====== EXERCISE MATERIAL

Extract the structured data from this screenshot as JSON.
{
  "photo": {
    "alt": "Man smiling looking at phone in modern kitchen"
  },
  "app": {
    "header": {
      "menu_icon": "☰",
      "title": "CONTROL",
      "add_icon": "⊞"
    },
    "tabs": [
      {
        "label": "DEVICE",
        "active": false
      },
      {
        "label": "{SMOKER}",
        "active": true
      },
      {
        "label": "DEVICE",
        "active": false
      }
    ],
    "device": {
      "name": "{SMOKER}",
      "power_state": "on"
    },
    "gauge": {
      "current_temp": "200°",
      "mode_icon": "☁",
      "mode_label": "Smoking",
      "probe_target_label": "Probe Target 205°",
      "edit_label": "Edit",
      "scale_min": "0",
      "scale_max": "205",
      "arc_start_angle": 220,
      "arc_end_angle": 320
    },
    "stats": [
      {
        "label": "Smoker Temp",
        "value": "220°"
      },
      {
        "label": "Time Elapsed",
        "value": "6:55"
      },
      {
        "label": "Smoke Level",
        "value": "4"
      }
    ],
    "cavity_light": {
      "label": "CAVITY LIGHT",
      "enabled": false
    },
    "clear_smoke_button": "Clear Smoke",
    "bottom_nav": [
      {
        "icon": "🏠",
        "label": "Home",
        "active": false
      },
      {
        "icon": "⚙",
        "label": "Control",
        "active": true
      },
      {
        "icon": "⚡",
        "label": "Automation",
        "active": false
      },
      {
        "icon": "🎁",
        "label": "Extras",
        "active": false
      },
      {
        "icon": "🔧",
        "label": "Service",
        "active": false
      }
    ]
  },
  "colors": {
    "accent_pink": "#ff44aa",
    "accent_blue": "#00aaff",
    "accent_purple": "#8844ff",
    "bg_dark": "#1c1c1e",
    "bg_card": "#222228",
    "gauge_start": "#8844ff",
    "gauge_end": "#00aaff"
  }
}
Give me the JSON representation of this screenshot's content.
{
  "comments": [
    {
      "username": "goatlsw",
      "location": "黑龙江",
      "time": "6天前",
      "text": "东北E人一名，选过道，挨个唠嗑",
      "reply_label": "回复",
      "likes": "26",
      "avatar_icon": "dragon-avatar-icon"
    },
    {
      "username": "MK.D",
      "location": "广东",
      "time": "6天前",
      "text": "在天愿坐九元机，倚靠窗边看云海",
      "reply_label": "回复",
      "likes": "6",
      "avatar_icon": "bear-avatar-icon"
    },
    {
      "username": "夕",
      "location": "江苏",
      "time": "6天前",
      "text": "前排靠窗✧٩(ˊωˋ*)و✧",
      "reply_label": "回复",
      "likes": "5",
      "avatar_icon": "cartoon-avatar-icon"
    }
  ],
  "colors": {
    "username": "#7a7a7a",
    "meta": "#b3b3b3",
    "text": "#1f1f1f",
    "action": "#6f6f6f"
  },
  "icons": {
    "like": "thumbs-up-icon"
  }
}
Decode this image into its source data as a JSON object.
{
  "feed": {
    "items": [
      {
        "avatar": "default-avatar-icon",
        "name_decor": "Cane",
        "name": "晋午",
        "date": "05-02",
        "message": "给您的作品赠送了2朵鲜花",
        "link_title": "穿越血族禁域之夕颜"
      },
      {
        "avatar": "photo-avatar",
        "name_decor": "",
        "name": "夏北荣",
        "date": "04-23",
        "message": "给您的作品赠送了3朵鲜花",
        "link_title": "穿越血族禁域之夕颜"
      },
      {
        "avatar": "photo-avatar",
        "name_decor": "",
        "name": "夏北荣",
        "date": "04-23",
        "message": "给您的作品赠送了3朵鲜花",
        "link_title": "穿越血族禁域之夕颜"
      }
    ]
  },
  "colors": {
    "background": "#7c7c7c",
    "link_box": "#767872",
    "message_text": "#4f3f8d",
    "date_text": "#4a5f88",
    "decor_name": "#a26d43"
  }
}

============

> _DESCRIPTION OF THE TASK_: The lines above should be duplicated exactly.

> _RESPONSE TO THIS EXERCISE_:
Extract the structured data from this screenshot as JSON.
{
  "photo": {
    "alt": "Man smiling looking at phone in modern kitchen"
  },
  "app": {
    "header": {
      "menu_icon": "☰",
      "title": "CONTROL",
      "add_icon": "⊞"
    },
    "tabs": [
      {
        "label": "DEVICE",
        "active": false
      },
      {
        "label": "{SMOKER}",
        "active": true
      },
      {
        "label": "DEVICE",
        "active": false
      }
    ],
    "device": {
      "name": "{SMOKER}",
      "power_state": "on"
    },
    "gauge": {
      "current_temp": "200°",
      "mode_icon": "☁",
      "mode_label": "Smoking",
      "probe_target_label": "Probe Target 205°",
      "edit_label": "Edit",
      "scale_min": "0",
      "scale_max": "205",
      "arc_start_angle": 220,
      "arc_end_angle": 320
    },
    "stats": [
      {
        "label": "Smoker Temp",
        "value": "220°"
      },
      {
        "label": "Time Elapsed",
        "value": "6:55"
      },
      {
        "label": "Smoke Level",
        "value": "4"
      }
    ],
    "cavity_light": {
      "label": "CAVITY LIGHT",
      "enabled": false
    },
    "clear_smoke_button": "Clear Smoke",
    "bottom_nav": [
      {
        "icon": "🏠",
        "label": "Home",
        "active": false
      },
      {
        "icon": "⚙",
        "label": "Control",
        "active": true
      },
      {
        "icon": "⚡",
        "label": "Automation",
        "active": false
      },
      {
        "icon": "🎁",
        "label": "Extras",
        "active": false
      },
      {
        "icon": "🔧",
        "label": "Service",
        "active": false
      }
    ]
  },
  "colors": {
    "accent_pink": "#ff44aa",
    "accent_blue": "#00aaff",
    "accent_purple": "#8844ff",
    "bg_dark": "#1c1c1e",
    "bg_card": "#222228",
    "gauge_start": "#8844ff",
    "gauge_end": "#00aaff"
  }
}
Give me the JSON representation of this screenshot's content.
{
  "comments": [
    {
      "username": "goatlsw",
      "location": "黑龙江",
      "time": "6天前",
      "text": "东北E人一名，选过道，挨个唠嗑",
      "reply_label": "回复",
      "likes": "26",
      "avatar_icon": "dragon-avatar-icon"
    },
    {
      "username": "MK.D",
      "location": "广东",
      "time": "6天前",
      "text": "在天愿坐九元机，倚靠窗边看云海",
      "reply_label": "回复",
      "likes": "6",
      "avatar_icon": "bear-avatar-icon"
    },
    {
      "username": "夕",
      "location": "江苏",
      "time": "6天前",
      "text": "前排靠窗✧٩(ˊωˋ*)و✧",
      "reply_label": "回复",
      "likes": "5",
      "avatar_icon": "cartoon-avatar-icon"
    }
  ],
  "colors": {
    "username": "#7a7a7a",
    "meta": "#b3b3b3",
    "text": "#1f1f1f",
    "action": "#6f6f6f"
  },
  "icons": {
    "like": "thumbs-up-icon"
  }
}
Decode this image into its source data as a JSON object.
{
  "feed": {
    "items": [
      {
        "avatar": "default-avatar-icon",
        "name_decor": "Cane",
        "name": "晋午",
        "date": "05-02",
        "message": "给您的作品赠送了2朵鲜花",
        "link_title": "穿越血族禁域之夕颜"
      },
      {
        "avatar": "photo-avatar",
        "name_decor": "",
        "name": "夏北荣",
        "date": "04-23",
        "message": "给您的作品赠送了3朵鲜花",
        "link_title": "穿越血族禁域之夕颜"
      },
      {
        "avatar": "photo-avatar",
        "name_decor": "",
        "name": "夏北荣",
        "date": "04-23",
        "message": "给您的作品赠送了3朵鲜花",
        "link_title": "穿越血族禁域之夕颜"
      }
    ]
  },
  "colors": {
    "background": "#7c7c7c",
    "link_box": "#767872",
    "message_text": "#4f3f8d",
    "date_text": "#4a5f88",
    "decor_name": "#a26d43"
  }
}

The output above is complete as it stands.